Recorded data:
-- -- --

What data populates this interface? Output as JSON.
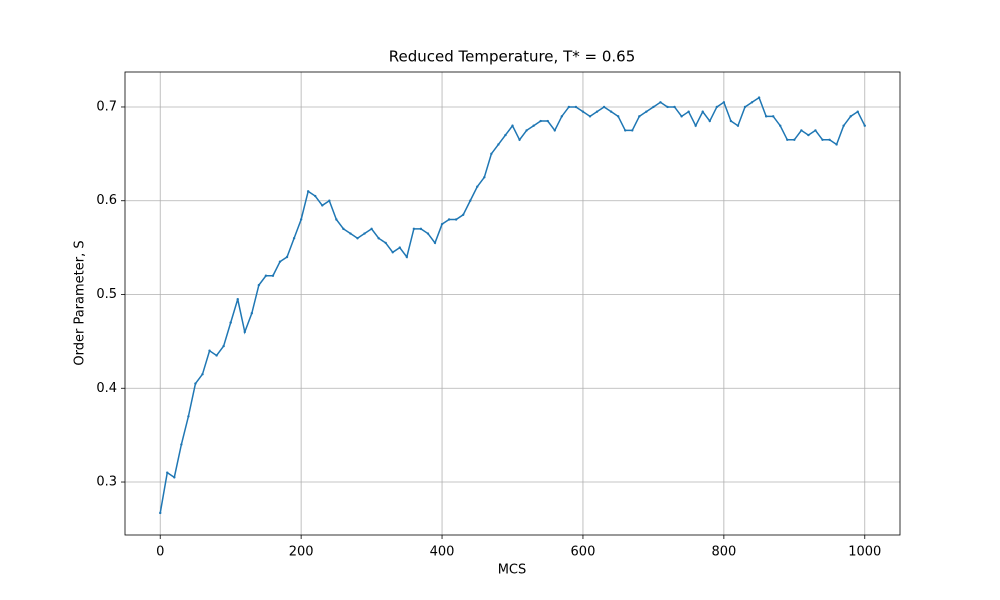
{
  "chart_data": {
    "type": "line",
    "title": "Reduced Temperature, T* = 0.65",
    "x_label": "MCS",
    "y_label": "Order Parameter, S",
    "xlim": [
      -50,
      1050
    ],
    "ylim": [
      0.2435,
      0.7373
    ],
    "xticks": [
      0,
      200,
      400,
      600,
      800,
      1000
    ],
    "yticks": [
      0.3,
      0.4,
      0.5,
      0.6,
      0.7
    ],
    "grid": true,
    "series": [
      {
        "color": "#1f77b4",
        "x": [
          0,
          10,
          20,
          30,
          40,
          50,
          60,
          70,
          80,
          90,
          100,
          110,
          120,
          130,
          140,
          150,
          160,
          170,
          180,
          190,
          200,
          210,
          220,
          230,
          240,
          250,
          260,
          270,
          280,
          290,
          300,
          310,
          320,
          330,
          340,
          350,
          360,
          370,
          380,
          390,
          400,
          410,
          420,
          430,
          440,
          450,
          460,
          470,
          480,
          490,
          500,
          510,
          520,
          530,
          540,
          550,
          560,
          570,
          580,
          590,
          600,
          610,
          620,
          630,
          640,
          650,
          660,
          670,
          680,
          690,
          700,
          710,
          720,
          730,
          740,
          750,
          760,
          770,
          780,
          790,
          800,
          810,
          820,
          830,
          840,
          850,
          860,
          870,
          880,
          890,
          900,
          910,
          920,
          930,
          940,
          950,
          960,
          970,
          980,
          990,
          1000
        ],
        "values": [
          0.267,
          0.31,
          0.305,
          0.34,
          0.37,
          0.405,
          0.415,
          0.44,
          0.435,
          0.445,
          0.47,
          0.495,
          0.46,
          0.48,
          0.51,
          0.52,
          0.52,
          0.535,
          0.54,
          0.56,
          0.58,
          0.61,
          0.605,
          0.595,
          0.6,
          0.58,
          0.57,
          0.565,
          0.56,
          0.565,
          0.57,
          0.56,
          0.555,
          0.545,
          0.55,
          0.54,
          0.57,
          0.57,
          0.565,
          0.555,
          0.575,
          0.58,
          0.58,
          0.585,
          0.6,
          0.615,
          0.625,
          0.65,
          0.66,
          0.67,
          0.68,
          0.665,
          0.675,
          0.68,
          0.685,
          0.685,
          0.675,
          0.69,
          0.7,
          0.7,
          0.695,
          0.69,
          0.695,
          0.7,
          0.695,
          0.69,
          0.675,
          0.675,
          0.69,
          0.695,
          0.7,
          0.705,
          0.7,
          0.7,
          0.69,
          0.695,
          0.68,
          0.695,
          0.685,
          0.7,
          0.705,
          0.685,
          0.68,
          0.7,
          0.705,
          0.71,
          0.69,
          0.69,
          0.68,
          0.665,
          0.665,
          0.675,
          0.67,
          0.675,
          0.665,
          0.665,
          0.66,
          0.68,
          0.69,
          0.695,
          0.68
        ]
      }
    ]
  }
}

-- -- --

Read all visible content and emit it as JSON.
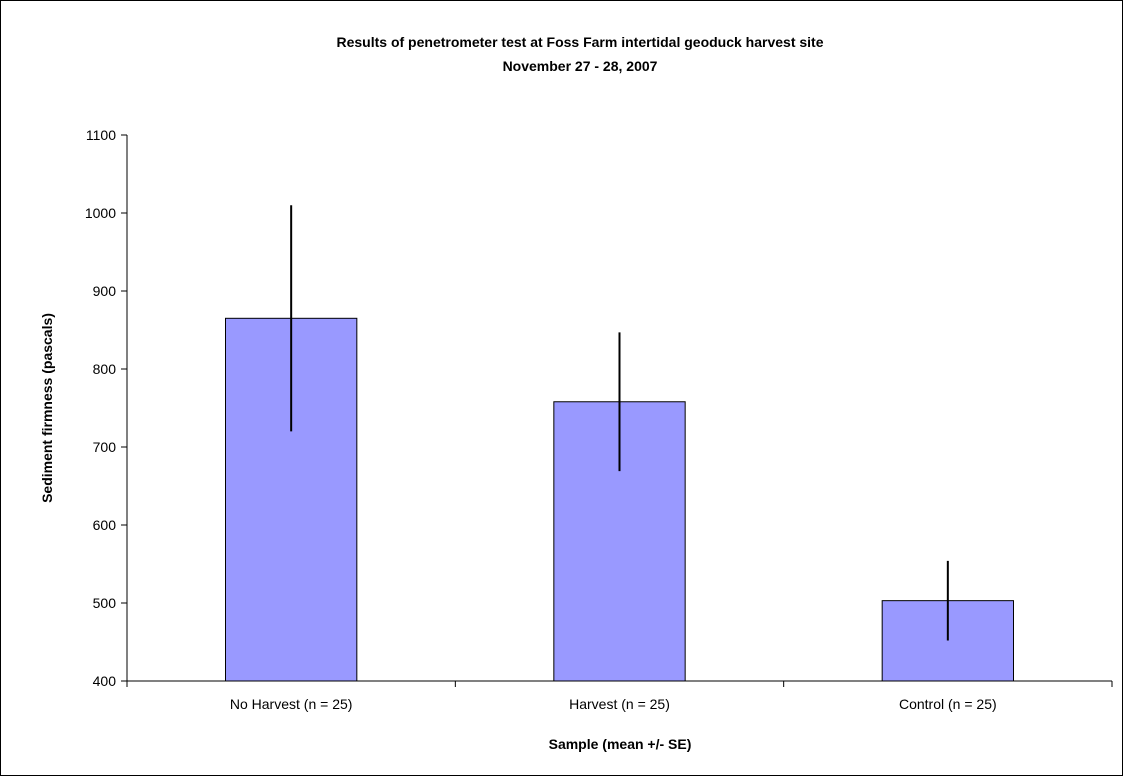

-- -- --

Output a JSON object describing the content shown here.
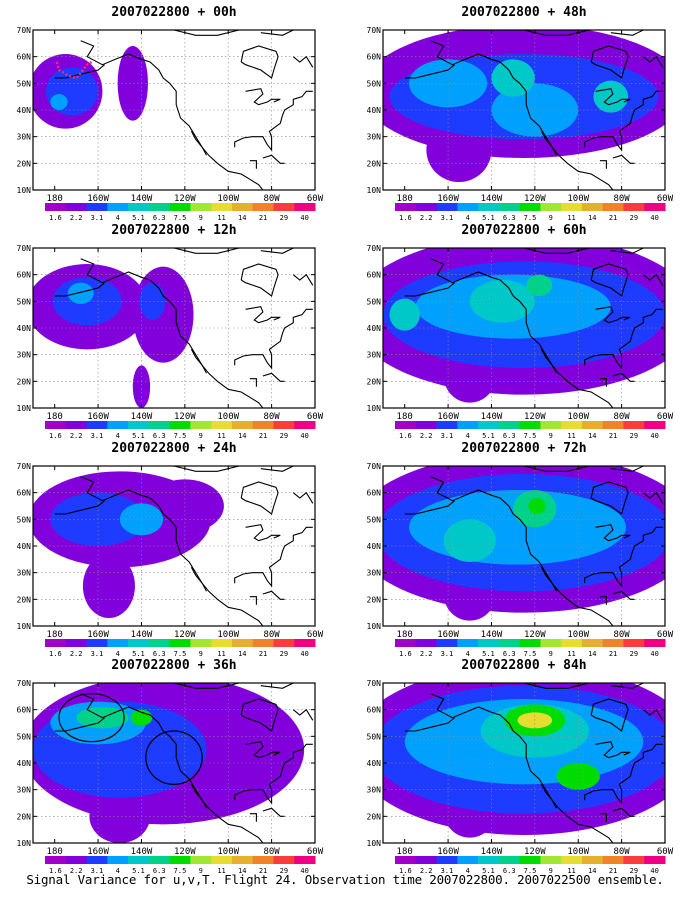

-- -- --

Brief:
Identify each line of the material where the word "content" shows up, and copy it.

Worked solution:
Read all visible content and emit it as JSON.
Output a JSON object describing the content shown here.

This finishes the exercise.